GIVEN RECORDS.

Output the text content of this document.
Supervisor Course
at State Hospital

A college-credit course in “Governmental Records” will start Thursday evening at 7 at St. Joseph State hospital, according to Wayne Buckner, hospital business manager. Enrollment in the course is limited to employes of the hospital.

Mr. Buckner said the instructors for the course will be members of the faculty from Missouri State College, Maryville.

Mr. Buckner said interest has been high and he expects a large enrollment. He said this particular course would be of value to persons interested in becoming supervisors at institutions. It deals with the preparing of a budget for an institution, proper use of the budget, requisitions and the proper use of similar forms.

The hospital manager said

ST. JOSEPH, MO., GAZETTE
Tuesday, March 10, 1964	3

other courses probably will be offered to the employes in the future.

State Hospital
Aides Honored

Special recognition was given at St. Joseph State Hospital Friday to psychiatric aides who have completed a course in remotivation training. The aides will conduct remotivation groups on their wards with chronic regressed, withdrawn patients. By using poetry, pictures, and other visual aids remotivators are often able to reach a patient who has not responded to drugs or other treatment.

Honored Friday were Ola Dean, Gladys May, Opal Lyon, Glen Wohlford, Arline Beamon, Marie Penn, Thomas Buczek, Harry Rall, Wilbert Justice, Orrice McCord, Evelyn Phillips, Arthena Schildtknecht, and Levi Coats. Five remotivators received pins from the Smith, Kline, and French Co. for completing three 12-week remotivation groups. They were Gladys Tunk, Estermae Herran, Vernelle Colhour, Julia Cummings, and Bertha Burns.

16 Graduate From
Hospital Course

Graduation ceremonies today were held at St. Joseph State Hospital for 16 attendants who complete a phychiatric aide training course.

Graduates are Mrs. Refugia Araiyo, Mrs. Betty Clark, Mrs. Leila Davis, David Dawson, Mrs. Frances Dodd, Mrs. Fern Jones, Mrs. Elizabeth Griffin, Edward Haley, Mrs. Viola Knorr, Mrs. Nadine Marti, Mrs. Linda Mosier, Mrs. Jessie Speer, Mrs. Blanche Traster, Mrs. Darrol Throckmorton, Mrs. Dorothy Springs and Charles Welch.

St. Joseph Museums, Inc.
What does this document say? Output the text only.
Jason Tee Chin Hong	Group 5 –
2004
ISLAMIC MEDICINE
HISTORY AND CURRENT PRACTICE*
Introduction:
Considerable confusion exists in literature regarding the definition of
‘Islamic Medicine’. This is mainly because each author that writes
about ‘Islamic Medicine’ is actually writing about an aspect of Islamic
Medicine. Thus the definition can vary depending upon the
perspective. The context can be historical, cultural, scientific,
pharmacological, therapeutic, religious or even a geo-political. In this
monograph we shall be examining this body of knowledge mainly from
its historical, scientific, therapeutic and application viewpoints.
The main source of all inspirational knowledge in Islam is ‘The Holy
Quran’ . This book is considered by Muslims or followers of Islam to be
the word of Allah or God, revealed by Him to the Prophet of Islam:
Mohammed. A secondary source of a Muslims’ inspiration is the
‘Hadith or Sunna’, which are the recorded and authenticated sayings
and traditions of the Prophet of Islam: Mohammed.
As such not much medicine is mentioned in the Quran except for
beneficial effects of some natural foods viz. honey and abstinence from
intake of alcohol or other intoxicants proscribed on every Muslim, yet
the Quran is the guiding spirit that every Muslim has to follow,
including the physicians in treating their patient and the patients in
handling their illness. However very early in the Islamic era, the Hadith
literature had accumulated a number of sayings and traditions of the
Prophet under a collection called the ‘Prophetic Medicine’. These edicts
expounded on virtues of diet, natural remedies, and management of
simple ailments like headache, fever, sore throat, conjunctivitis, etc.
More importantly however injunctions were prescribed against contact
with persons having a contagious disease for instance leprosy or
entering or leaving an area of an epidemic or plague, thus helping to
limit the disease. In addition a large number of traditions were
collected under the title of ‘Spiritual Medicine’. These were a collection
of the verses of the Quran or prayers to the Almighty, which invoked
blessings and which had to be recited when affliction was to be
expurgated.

ACTION ITEM.
From the first line to the last, reproduce the data exactly.

RESULT.
Output the text content of this document.
Supervisor Course
at State Hospital

A college-credit course in “Governmental Records” will start Thursday evening at 7 at St. Joseph State hospital, according to Wayne Buckner, hospital business manager. Enrollment in the course is limited to employes of the hospital.

Mr. Buckner said the instructors for the course will be members of the faculty from Missouri State College, Maryville.

Mr. Buckner said interest has been high and he expects a large enrollment. He said this particular course would be of value to persons interested in becoming supervisors at institutions. It deals with the preparing of a budget for an institution, proper use of the budget, requisitions and the proper use of similar forms.

The hospital manager said

ST. JOSEPH, MO., GAZETTE
Tuesday, March 10, 1964	3

other courses probably will be offered to the employes in the future.

State Hospital
Aides Honored

Special recognition was given at St. Joseph State Hospital Friday to psychiatric aides who have completed a course in remotivation training. The aides will conduct remotivation groups on their wards with chronic regressed, withdrawn patients. By using poetry, pictures, and other visual aids remotivators are often able to reach a patient who has not responded to drugs or other treatment.

Honored Friday were Ola Dean, Gladys May, Opal Lyon, Glen Wohlford, Arline Beamon, Marie Penn, Thomas Buczek, Harry Rall, Wilbert Justice, Orrice McCord, Evelyn Phillips, Arthena Schildtknecht, and Levi Coats. Five remotivators received pins from the Smith, Kline, and French Co. for completing three 12-week remotivation groups. They were Gladys Tunk, Estermae Herran, Vernelle Colhour, Julia Cummings, and Bertha Burns.

16 Graduate From
Hospital Course

Graduation ceremonies today were held at St. Joseph State Hospital for 16 attendants who complete a phychiatric aide training course.

Graduates are Mrs. Refugia Araiyo, Mrs. Betty Clark, Mrs. Leila Davis, David Dawson, Mrs. Frances Dodd, Mrs. Fern Jones, Mrs. Elizabeth Griffin, Edward Haley, Mrs. Viola Knorr, Mrs. Nadine Marti, Mrs. Linda Mosier, Mrs. Jessie Speer, Mrs. Blanche Traster, Mrs. Darrol Throckmorton, Mrs. Dorothy Springs and Charles Welch.

St. Joseph Museums, Inc.
What does this document say? Output the text only.
Jason Tee Chin Hong	Group 5 –
2004
ISLAMIC MEDICINE
HISTORY AND CURRENT PRACTICE*
Introduction:
Considerable confusion exists in literature regarding the definition of
‘Islamic Medicine’. This is mainly because each author that writes
about ‘Islamic Medicine’ is actually writing about an aspect of Islamic
Medicine. Thus the definition can vary depending upon the
perspective. The context can be historical, cultural, scientific,
pharmacological, therapeutic, religious or even a geo-political. In this
monograph we shall be examining this body of knowledge mainly from
its historical, scientific, therapeutic and application viewpoints.
The main source of all inspirational knowledge in Islam is ‘The Holy
Quran’ . This book is considered by Muslims or followers of Islam to be
the word of Allah or God, revealed by Him to the Prophet of Islam:
Mohammed. A secondary source of a Muslims’ inspiration is the
‘Hadith or Sunna’, which are the recorded and authenticated sayings
and traditions of the Prophet of Islam: Mohammed.
As such not much medicine is mentioned in the Quran except for
beneficial effects of some natural foods viz. honey and abstinence from
intake of alcohol or other intoxicants proscribed on every Muslim, yet
the Quran is the guiding spirit that every Muslim has to follow,
including the physicians in treating their patient and the patients in
handling their illness. However very early in the Islamic era, the Hadith
literature had accumulated a number of sayings and traditions of the
Prophet under a collection called the ‘Prophetic Medicine’. These edicts
expounded on virtues of diet, natural remedies, and management of
simple ailments like headache, fever, sore throat, conjunctivitis, etc.
More importantly however injunctions were prescribed against contact
with persons having a contagious disease for instance leprosy or
entering or leaving an area of an epidemic or plague, thus helping to
limit the disease. In addition a large number of traditions were
collected under the title of ‘Spiritual Medicine’. These were a collection
of the verses of the Quran or prayers to the Almighty, which invoked
blessings and which had to be recited when affliction was to be
expurgated.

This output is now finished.